• WHAT TO DO: Read the lines below. Copy out any that hold the string "primary".

— START OF INFORMATION SUPPLIED —

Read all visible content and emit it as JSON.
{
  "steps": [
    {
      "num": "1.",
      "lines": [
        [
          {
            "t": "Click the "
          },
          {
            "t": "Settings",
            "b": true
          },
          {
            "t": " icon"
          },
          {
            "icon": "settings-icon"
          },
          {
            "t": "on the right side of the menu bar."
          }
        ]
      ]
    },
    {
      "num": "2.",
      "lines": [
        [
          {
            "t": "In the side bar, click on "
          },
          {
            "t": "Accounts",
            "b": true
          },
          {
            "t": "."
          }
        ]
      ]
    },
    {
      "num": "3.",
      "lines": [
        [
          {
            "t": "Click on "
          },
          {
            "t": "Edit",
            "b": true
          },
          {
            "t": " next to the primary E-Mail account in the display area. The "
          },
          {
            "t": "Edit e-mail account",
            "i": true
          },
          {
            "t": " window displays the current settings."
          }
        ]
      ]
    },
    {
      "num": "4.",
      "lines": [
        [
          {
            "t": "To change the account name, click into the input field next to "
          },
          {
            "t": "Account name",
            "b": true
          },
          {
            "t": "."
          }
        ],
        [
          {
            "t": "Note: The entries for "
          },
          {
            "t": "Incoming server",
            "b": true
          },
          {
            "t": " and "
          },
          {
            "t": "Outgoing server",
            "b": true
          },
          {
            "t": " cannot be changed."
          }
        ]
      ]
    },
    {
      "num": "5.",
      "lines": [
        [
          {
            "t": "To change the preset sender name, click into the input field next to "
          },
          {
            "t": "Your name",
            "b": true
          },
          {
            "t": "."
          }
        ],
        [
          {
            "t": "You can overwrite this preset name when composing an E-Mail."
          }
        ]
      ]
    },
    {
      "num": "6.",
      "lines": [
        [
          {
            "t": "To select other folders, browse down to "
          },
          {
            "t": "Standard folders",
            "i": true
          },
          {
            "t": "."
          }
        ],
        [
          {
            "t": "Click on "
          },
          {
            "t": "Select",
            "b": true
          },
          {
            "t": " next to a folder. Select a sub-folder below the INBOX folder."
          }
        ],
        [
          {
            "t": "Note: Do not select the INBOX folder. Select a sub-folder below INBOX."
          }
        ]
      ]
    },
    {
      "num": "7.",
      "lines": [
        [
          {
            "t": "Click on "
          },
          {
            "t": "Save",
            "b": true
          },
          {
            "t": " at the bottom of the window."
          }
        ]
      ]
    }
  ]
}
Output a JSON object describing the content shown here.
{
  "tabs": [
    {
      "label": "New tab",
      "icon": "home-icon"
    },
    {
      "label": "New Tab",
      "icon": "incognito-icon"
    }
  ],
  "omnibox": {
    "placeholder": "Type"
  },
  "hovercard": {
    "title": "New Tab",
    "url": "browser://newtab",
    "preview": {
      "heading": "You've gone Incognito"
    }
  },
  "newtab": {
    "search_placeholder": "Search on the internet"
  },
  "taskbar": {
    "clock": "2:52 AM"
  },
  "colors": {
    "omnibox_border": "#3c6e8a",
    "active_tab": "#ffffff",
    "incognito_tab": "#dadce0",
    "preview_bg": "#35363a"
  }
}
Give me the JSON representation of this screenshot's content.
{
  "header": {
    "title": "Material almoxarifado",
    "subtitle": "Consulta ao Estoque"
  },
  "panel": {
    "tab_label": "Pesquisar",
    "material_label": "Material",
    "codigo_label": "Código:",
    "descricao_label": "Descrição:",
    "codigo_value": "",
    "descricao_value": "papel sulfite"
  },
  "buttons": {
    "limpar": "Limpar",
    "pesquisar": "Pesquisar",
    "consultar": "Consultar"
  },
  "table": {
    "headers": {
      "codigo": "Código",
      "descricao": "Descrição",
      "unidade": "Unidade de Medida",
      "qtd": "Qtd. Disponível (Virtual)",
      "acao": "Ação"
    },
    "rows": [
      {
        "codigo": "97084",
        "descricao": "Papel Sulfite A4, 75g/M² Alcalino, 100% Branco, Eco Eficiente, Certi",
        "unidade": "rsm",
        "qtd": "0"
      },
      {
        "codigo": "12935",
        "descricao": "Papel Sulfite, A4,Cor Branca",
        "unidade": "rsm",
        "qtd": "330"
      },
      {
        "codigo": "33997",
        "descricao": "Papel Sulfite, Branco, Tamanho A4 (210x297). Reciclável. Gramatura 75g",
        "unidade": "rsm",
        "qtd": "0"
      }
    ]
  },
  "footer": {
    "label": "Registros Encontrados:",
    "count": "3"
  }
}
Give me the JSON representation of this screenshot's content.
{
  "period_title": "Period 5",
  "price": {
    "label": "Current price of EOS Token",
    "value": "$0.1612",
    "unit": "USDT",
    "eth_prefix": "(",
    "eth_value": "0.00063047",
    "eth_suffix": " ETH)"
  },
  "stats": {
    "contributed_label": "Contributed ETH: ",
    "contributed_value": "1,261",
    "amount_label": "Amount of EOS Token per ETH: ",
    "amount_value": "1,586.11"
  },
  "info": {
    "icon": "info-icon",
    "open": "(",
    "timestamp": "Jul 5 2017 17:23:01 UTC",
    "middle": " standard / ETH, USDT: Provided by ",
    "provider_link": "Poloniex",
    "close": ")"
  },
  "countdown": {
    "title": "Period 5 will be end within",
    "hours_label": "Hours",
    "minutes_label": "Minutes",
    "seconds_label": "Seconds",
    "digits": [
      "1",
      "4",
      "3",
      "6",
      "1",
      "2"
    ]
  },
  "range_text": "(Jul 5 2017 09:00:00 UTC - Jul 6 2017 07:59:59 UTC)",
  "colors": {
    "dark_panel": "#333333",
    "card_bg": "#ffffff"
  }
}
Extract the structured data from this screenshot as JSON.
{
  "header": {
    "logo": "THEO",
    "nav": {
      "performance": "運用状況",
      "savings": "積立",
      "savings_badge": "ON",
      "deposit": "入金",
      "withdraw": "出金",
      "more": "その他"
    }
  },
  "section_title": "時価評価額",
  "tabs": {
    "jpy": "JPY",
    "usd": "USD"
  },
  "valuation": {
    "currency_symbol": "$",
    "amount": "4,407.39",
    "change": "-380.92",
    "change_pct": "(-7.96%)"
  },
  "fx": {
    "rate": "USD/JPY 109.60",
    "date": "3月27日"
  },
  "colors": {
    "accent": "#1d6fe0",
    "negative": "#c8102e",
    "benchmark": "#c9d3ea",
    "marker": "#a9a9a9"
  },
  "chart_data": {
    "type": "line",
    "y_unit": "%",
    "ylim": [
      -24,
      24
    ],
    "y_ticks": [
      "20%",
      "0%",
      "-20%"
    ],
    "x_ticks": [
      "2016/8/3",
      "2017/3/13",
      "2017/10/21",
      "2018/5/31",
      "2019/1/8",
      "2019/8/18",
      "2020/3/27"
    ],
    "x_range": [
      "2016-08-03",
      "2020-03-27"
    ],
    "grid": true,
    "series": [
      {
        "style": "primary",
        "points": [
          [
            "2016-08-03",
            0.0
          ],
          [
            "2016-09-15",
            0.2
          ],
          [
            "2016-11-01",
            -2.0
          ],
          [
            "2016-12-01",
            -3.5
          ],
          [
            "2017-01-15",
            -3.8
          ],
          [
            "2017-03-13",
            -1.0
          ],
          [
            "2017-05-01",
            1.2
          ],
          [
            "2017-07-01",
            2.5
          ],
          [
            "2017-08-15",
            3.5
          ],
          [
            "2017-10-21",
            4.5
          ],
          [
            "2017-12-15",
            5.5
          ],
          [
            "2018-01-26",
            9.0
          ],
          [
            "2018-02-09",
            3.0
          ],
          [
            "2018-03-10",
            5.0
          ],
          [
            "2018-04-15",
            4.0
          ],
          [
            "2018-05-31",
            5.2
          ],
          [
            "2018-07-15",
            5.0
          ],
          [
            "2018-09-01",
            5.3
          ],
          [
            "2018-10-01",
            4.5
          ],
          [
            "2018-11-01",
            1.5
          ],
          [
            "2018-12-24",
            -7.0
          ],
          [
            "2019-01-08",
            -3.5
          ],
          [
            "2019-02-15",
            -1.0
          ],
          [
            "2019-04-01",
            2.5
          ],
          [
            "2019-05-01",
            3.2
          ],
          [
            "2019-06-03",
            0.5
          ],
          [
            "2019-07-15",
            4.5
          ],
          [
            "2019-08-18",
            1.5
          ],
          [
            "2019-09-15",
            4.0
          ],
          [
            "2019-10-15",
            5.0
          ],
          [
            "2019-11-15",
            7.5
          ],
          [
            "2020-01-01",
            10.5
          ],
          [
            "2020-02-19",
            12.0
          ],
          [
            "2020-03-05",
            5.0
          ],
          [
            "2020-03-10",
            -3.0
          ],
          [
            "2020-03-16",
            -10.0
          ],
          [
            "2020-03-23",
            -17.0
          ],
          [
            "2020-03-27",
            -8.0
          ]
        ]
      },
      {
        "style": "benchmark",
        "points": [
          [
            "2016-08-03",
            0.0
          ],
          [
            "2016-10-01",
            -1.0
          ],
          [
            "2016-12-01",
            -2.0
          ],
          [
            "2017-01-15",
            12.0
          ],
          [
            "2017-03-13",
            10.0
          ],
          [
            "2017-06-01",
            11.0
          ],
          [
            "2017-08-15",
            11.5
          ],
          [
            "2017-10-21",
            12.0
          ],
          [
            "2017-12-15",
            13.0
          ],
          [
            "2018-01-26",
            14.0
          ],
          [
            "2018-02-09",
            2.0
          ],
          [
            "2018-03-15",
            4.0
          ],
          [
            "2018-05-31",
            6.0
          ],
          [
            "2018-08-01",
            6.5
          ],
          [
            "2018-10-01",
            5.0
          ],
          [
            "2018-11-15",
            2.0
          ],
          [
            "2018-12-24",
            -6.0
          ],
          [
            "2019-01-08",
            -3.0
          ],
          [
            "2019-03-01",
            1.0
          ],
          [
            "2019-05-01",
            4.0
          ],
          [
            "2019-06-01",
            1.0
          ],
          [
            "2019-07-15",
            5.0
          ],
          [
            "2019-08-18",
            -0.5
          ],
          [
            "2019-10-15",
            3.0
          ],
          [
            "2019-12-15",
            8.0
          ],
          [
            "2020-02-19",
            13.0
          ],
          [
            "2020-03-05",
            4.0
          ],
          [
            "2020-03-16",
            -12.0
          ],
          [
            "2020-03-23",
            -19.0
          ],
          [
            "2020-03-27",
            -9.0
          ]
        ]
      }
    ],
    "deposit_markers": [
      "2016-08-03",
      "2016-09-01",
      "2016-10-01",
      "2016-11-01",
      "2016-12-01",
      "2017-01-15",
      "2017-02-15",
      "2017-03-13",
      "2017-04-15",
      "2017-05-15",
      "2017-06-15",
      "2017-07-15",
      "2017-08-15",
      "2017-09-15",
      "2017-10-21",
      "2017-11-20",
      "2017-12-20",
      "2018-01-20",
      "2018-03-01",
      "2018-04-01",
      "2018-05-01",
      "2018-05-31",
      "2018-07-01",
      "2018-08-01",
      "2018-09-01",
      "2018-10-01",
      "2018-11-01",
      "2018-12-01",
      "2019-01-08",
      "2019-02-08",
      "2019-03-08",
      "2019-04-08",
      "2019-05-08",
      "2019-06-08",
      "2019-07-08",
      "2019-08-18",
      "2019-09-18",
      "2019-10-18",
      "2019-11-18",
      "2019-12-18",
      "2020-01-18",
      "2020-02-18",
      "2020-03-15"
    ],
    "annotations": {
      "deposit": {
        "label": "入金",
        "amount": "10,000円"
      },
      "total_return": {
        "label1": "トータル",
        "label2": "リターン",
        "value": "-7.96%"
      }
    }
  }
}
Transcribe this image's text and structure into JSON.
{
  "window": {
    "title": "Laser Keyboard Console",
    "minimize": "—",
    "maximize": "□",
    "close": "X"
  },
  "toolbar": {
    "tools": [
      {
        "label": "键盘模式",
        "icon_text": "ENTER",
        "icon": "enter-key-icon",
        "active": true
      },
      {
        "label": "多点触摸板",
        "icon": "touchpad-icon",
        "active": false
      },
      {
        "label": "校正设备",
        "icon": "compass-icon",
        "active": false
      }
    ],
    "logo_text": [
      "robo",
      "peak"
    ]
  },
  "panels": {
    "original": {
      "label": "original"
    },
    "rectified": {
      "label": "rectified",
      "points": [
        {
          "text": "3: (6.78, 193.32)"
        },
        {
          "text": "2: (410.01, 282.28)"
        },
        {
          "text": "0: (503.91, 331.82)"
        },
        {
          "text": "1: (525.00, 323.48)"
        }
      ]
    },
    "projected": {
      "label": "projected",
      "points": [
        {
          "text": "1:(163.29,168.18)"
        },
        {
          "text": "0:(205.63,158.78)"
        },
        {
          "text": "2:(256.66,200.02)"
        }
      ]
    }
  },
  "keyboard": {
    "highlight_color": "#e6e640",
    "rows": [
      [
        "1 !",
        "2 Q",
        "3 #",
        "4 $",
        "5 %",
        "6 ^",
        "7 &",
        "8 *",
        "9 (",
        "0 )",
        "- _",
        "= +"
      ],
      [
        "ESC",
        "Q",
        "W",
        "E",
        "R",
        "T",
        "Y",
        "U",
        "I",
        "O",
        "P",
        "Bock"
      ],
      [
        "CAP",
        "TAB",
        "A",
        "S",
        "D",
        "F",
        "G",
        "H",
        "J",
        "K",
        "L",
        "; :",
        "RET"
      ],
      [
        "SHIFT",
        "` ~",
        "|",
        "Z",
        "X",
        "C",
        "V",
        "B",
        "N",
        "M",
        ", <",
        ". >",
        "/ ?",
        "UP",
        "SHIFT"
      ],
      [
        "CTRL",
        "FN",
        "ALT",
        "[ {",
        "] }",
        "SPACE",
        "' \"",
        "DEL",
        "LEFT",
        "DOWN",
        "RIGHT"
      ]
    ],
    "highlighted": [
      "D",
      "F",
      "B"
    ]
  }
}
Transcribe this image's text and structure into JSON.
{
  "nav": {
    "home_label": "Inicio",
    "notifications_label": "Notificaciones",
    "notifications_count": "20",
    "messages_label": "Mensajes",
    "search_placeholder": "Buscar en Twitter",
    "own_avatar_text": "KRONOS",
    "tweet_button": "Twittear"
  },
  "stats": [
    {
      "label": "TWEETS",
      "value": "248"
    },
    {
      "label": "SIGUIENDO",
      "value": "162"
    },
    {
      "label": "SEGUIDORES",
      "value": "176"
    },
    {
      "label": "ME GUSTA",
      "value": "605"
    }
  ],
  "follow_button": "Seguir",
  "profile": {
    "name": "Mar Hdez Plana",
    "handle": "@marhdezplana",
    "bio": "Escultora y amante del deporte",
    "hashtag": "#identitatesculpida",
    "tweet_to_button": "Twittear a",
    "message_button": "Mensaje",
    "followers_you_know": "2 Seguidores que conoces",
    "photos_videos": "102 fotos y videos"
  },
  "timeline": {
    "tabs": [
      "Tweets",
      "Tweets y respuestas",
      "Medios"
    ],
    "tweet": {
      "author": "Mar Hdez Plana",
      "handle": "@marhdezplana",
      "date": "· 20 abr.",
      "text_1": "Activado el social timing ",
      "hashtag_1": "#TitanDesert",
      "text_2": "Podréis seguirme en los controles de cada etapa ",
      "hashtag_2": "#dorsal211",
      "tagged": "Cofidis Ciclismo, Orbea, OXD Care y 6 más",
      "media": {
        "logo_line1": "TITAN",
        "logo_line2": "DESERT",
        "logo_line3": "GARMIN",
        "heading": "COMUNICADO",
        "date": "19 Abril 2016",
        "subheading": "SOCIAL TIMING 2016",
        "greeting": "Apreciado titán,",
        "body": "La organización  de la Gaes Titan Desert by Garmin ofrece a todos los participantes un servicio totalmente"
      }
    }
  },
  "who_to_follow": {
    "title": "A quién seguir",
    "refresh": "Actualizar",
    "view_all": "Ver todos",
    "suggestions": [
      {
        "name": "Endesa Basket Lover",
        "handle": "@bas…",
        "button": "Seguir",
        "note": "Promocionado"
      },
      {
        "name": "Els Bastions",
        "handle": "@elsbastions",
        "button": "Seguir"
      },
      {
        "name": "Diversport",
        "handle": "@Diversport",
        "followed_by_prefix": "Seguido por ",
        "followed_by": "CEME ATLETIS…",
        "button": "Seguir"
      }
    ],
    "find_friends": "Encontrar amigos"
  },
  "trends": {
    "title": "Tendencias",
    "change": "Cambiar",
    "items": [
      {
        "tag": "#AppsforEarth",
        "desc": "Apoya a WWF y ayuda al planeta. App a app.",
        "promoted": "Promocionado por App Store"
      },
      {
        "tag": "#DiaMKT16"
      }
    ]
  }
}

— END OF INFORMATION SUPPLIED —

• OUTPUT BELOW:
            "t": " next to the primary E-Mail account in the display area. The "
        "style": "primary",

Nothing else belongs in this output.